Written exercise: Below are some records; give them all again exactly, but not the pictures.
------------
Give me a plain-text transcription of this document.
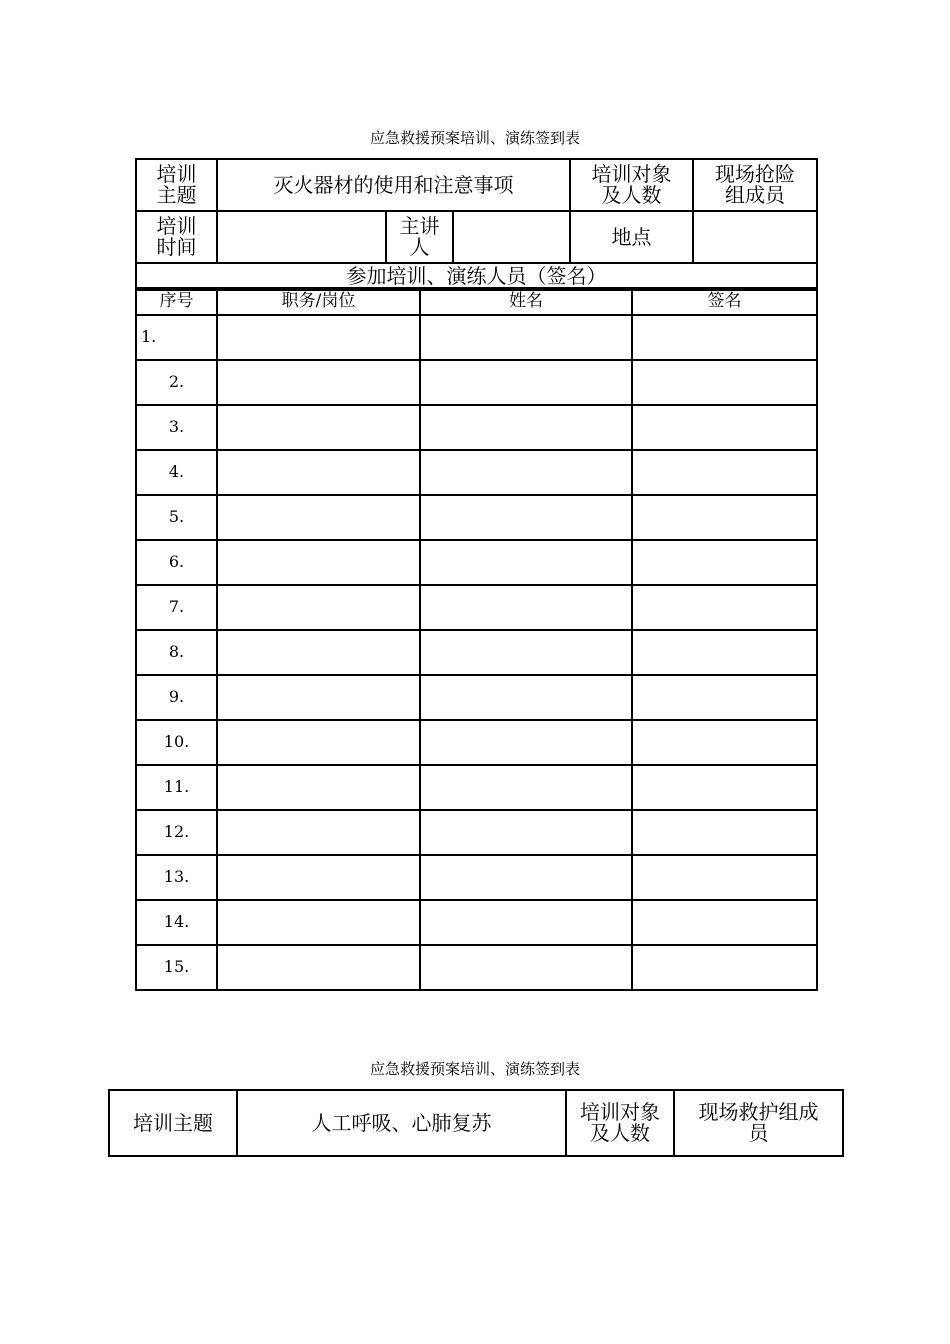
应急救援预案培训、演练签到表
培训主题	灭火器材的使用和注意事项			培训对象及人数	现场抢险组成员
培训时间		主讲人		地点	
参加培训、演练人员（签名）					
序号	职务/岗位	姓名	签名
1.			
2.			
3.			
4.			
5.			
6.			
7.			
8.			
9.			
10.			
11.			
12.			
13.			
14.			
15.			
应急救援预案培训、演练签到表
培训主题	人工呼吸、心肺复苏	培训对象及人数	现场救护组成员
------------
Problem solution:
Give me a plain-text transcription of this document.
应急救援预案培训、演练签到表
培训主题	灭火器材的使用和注意事项			培训对象及人数	现场抢险组成员
培训时间		主讲人		地点	
参加培训、演练人员（签名）					
序号	职务/岗位	姓名	签名
1.			
2.			
3.			
4.			
5.			
6.			
7.			
8.			
9.			
10.			
11.			
12.			
13.			
14.			
15.			
应急救援预案培训、演练签到表
培训主题	人工呼吸、心肺复苏	培训对象及人数	现场救护组成员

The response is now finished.